(Task prompt): Quote every entry word for word.

(Available data):
** START **

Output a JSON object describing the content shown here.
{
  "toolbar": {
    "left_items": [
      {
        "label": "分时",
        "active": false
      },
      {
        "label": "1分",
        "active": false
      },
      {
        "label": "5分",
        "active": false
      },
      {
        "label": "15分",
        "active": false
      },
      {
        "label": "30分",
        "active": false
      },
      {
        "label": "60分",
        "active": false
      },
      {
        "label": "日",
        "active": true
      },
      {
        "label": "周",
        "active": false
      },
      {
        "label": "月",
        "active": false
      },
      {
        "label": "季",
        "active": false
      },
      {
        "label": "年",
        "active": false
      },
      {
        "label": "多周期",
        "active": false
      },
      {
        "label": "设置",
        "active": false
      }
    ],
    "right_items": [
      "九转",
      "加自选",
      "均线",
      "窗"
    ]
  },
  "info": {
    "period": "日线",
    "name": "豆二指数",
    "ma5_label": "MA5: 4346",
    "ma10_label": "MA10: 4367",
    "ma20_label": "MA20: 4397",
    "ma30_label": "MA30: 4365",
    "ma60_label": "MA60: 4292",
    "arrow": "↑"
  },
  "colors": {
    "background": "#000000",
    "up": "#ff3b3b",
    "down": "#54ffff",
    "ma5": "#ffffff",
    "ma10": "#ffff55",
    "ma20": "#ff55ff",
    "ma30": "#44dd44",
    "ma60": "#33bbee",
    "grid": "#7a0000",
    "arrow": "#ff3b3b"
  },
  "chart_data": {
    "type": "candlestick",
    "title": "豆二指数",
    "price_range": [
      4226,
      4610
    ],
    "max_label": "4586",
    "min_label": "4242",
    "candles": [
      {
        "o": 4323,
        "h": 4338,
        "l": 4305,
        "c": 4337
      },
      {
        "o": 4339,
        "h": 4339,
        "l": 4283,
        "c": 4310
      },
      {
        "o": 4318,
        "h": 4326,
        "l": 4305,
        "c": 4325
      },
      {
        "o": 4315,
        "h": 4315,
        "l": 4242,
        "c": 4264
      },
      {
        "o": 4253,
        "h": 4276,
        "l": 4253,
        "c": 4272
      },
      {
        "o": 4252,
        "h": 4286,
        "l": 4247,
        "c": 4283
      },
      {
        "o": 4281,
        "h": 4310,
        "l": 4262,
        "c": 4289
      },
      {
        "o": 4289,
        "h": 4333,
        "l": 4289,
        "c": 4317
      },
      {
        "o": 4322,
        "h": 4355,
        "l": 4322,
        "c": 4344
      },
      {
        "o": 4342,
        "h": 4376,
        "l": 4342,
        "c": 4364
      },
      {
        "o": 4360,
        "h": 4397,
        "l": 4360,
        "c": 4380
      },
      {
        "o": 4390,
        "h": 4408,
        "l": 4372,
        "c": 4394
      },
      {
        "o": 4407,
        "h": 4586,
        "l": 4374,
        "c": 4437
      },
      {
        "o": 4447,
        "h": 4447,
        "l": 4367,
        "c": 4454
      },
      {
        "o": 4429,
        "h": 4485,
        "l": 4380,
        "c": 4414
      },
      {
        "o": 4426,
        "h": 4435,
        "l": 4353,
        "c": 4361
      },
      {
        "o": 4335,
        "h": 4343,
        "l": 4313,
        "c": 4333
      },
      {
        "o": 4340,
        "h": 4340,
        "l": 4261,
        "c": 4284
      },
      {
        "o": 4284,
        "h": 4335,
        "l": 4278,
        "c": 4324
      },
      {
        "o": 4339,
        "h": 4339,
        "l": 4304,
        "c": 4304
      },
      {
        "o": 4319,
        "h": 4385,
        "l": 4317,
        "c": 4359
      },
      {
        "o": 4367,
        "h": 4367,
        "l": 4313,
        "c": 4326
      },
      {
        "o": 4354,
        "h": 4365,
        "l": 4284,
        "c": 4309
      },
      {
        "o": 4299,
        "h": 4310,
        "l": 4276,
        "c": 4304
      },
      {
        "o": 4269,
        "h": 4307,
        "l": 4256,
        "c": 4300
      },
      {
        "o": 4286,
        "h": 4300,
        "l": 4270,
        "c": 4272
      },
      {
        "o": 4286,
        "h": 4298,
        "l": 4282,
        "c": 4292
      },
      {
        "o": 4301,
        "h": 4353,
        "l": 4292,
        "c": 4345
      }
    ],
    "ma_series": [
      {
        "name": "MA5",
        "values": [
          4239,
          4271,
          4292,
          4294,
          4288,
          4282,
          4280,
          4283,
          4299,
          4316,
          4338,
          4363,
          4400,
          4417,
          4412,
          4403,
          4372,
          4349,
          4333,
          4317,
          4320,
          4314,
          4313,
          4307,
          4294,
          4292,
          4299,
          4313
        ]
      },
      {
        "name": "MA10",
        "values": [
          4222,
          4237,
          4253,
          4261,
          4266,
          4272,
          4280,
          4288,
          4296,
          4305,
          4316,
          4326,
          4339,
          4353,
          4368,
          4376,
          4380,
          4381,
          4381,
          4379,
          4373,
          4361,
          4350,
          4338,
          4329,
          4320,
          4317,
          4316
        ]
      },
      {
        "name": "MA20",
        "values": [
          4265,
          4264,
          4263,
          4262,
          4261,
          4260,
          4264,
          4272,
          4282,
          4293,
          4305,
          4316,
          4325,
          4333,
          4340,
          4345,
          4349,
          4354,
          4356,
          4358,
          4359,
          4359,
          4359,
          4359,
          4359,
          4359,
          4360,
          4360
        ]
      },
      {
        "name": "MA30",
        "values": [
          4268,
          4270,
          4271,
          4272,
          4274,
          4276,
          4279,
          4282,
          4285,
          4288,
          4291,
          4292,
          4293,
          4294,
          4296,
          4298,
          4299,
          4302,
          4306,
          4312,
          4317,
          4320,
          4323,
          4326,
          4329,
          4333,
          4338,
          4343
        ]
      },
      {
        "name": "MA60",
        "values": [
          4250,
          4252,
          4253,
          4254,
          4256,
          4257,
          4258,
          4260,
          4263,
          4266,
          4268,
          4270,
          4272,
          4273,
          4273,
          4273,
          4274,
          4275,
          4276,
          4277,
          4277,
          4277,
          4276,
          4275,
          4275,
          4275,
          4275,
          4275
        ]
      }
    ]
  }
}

** END **

(Finished exercise):
Output a JSON object describing the content shown here.
{
  "toolbar": {
    "left_items": [
      {
        "label": "分时",
        "active": false
      },
      {
        "label": "1分",
        "active": false
      },
      {
        "label": "5分",
        "active": false
      },
      {
        "label": "15分",
        "active": false
      },
      {
        "label": "30分",
        "active": false
      },
      {
        "label": "60分",
        "active": false
      },
      {
        "label": "日",
        "active": true
      },
      {
        "label": "周",
        "active": false
      },
      {
        "label": "月",
        "active": false
      },
      {
        "label": "季",
        "active": false
      },
      {
        "label": "年",
        "active": false
      },
      {
        "label": "多周期",
        "active": false
      },
      {
        "label": "设置",
        "active": false
      }
    ],
    "right_items": [
      "九转",
      "加自选",
      "均线",
      "窗"
    ]
  },
  "info": {
    "period": "日线",
    "name": "豆二指数",
    "ma5_label": "MA5: 4346",
    "ma10_label": "MA10: 4367",
    "ma20_label": "MA20: 4397",
    "ma30_label": "MA30: 4365",
    "ma60_label": "MA60: 4292",
    "arrow": "↑"
  },
  "colors": {
    "background": "#000000",
    "up": "#ff3b3b",
    "down": "#54ffff",
    "ma5": "#ffffff",
    "ma10": "#ffff55",
    "ma20": "#ff55ff",
    "ma30": "#44dd44",
    "ma60": "#33bbee",
    "grid": "#7a0000",
    "arrow": "#ff3b3b"
  },
  "chart_data": {
    "type": "candlestick",
    "title": "豆二指数",
    "price_range": [
      4226,
      4610
    ],
    "max_label": "4586",
    "min_label": "4242",
    "candles": [
      {
        "o": 4323,
        "h": 4338,
        "l": 4305,
        "c": 4337
      },
      {
        "o": 4339,
        "h": 4339,
        "l": 4283,
        "c": 4310
      },
      {
        "o": 4318,
        "h": 4326,
        "l": 4305,
        "c": 4325
      },
      {
        "o": 4315,
        "h": 4315,
        "l": 4242,
        "c": 4264
      },
      {
        "o": 4253,
        "h": 4276,
        "l": 4253,
        "c": 4272
      },
      {
        "o": 4252,
        "h": 4286,
        "l": 4247,
        "c": 4283
      },
      {
        "o": 4281,
        "h": 4310,
        "l": 4262,
        "c": 4289
      },
      {
        "o": 4289,
        "h": 4333,
        "l": 4289,
        "c": 4317
      },
      {
        "o": 4322,
        "h": 4355,
        "l": 4322,
        "c": 4344
      },
      {
        "o": 4342,
        "h": 4376,
        "l": 4342,
        "c": 4364
      },
      {
        "o": 4360,
        "h": 4397,
        "l": 4360,
        "c": 4380
      },
      {
        "o": 4390,
        "h": 4408,
        "l": 4372,
        "c": 4394
      },
      {
        "o": 4407,
        "h": 4586,
        "l": 4374,
        "c": 4437
      },
      {
        "o": 4447,
        "h": 4447,
        "l": 4367,
        "c": 4454
      },
      {
        "o": 4429,
        "h": 4485,
        "l": 4380,
        "c": 4414
      },
      {
        "o": 4426,
        "h": 4435,
        "l": 4353,
        "c": 4361
      },
      {
        "o": 4335,
        "h": 4343,
        "l": 4313,
        "c": 4333
      },
      {
        "o": 4340,
        "h": 4340,
        "l": 4261,
        "c": 4284
      },
      {
        "o": 4284,
        "h": 4335,
        "l": 4278,
        "c": 4324
      },
      {
        "o": 4339,
        "h": 4339,
        "l": 4304,
        "c": 4304
      },
      {
        "o": 4319,
        "h": 4385,
        "l": 4317,
        "c": 4359
      },
      {
        "o": 4367,
        "h": 4367,
        "l": 4313,
        "c": 4326
      },
      {
        "o": 4354,
        "h": 4365,
        "l": 4284,
        "c": 4309
      },
      {
        "o": 4299,
        "h": 4310,
        "l": 4276,
        "c": 4304
      },
      {
        "o": 4269,
        "h": 4307,
        "l": 4256,
        "c": 4300
      },
      {
        "o": 4286,
        "h": 4300,
        "l": 4270,
        "c": 4272
      },
      {
        "o": 4286,
        "h": 4298,
        "l": 4282,
        "c": 4292
      },
      {
        "o": 4301,
        "h": 4353,
        "l": 4292,
        "c": 4345
      }
    ],
    "ma_series": [
      {
        "name": "MA5",
        "values": [
          4239,
          4271,
          4292,
          4294,
          4288,
          4282,
          4280,
          4283,
          4299,
          4316,
          4338,
          4363,
          4400,
          4417,
          4412,
          4403,
          4372,
          4349,
          4333,
          4317,
          4320,
          4314,
          4313,
          4307,
          4294,
          4292,
          4299,
          4313
        ]
      },
      {
        "name": "MA10",
        "values": [
          4222,
          4237,
          4253,
          4261,
          4266,
          4272,
          4280,
          4288,
          4296,
          4305,
          4316,
          4326,
          4339,
          4353,
          4368,
          4376,
          4380,
          4381,
          4381,
          4379,
          4373,
          4361,
          4350,
          4338,
          4329,
          4320,
          4317,
          4316
        ]
      },
      {
        "name": "MA20",
        "values": [
          4265,
          4264,
          4263,
          4262,
          4261,
          4260,
          4264,
          4272,
          4282,
          4293,
          4305,
          4316,
          4325,
          4333,
          4340,
          4345,
          4349,
          4354,
          4356,
          4358,
          4359,
          4359,
          4359,
          4359,
          4359,
          4359,
          4360,
          4360
        ]
      },
      {
        "name": "MA30",
        "values": [
          4268,
          4270,
          4271,
          4272,
          4274,
          4276,
          4279,
          4282,
          4285,
          4288,
          4291,
          4292,
          4293,
          4294,
          4296,
          4298,
          4299,
          4302,
          4306,
          4312,
          4317,
          4320,
          4323,
          4326,
          4329,
          4333,
          4338,
          4343
        ]
      },
      {
        "name": "MA60",
        "values": [
          4250,
          4252,
          4253,
          4254,
          4256,
          4257,
          4258,
          4260,
          4263,
          4266,
          4268,
          4270,
          4272,
          4273,
          4273,
          4273,
          4274,
          4275,
          4276,
          4277,
          4277,
          4277,
          4276,
          4275,
          4275,
          4275,
          4275,
          4275
        ]
      }
    ]
  }
}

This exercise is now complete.